(begin)
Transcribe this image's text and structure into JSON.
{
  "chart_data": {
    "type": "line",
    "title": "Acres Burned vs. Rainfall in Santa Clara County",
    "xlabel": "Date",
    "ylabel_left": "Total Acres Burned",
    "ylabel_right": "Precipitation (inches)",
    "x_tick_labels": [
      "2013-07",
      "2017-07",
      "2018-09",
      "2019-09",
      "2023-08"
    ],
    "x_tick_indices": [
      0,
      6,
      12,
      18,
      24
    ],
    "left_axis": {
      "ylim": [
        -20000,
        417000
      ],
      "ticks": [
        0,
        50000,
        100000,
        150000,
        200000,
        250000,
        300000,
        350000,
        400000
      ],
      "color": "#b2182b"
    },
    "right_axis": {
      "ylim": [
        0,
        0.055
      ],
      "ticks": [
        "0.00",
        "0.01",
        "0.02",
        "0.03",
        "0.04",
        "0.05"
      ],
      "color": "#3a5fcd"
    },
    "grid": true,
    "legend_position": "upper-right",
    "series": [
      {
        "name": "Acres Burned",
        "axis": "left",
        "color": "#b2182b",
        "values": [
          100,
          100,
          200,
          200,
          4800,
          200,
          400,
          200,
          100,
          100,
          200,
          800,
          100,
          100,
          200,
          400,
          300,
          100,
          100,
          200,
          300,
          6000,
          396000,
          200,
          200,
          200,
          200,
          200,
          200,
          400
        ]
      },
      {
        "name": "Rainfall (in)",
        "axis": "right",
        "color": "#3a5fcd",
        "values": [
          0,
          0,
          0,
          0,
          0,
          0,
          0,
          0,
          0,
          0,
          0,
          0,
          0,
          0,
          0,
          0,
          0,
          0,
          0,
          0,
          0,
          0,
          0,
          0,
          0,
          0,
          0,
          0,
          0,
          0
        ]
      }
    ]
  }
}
(end)
### TASK OBJECTIVE:
Above are the records. Identify each line that contains the word "Acres".

### SOLUTION TO THE EXERCISE:
    "title": "Acres Burned vs. Rainfall in Santa Clara County",
    "ylabel_left": "Total Acres Burned",
        "name": "Acres Burned",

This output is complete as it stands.